Work to do » Exactly reproduce the entries, dropping any pictures from your copy.

[Data records]

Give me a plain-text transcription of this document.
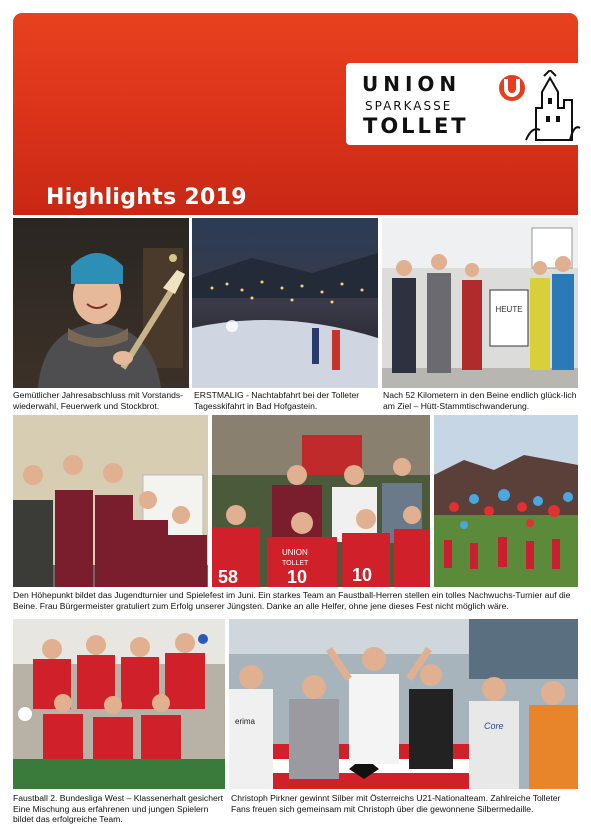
UNION
SPARKASSE
TOLLET
Highlights 2019

Gemütlicher Jahresabschluss mit Vorstands-wiederwahl, Feuerwerk und Stockbrot.

ERSTMALIG - Nachtabfahrt bei der Tolleter Tagesskifahrt in Bad Hofgastein.

HEUTE

Nach 52 Kilometern in den Beine endlich glück-lich am Ziel – Hütt-Stammtischwanderung.

UNION
TOLLET
58	10 10

Den Höhepunkt bildet das Jugendturnier und Spielefest im Juni. Ein starkes Team an Faustball-Herren stellen ein tolles Nachwuchs-Turnier auf die Beine. Frau Bürgermeister gratuliert zum Erfolg unserer Jüngsten. Danke an alle Helfer, ohne jene dieses Fest nicht möglich wäre.

Faustball 2. Bundesliga West – Klassenerhalt gesichert Eine Mischung aus erfahrenen und jungen Spielern bildet das erfolgreiche Team.

erima	Core

Christoph Pirkner gewinnt Silber mit Österreichs U21-Nationalteam. Zahlreiche Tolleter Fans freuen sich gemeinsam mit Christoph über die gewonnene Silbermedaille.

Result of this task »
Give me a plain-text transcription of this document.
UNION
SPARKASSE
TOLLET
Highlights 2019

Gemütlicher Jahresabschluss mit Vorstands-wiederwahl, Feuerwerk und Stockbrot.

ERSTMALIG - Nachtabfahrt bei der Tolleter Tagesskifahrt in Bad Hofgastein.

HEUTE

Nach 52 Kilometern in den Beine endlich glück-lich am Ziel – Hütt-Stammtischwanderung.

UNION
TOLLET
58	10 10

Den Höhepunkt bildet das Jugendturnier und Spielefest im Juni. Ein starkes Team an Faustball-Herren stellen ein tolles Nachwuchs-Turnier auf die Beine. Frau Bürgermeister gratuliert zum Erfolg unserer Jüngsten. Danke an alle Helfer, ohne jene dieses Fest nicht möglich wäre.

Faustball 2. Bundesliga West – Klassenerhalt gesichert Eine Mischung aus erfahrenen und jungen Spielern bildet das erfolgreiche Team.

erima	Core

Christoph Pirkner gewinnt Silber mit Österreichs U21-Nationalteam. Zahlreiche Tolleter Fans freuen sich gemeinsam mit Christoph über die gewonnene Silbermedaille.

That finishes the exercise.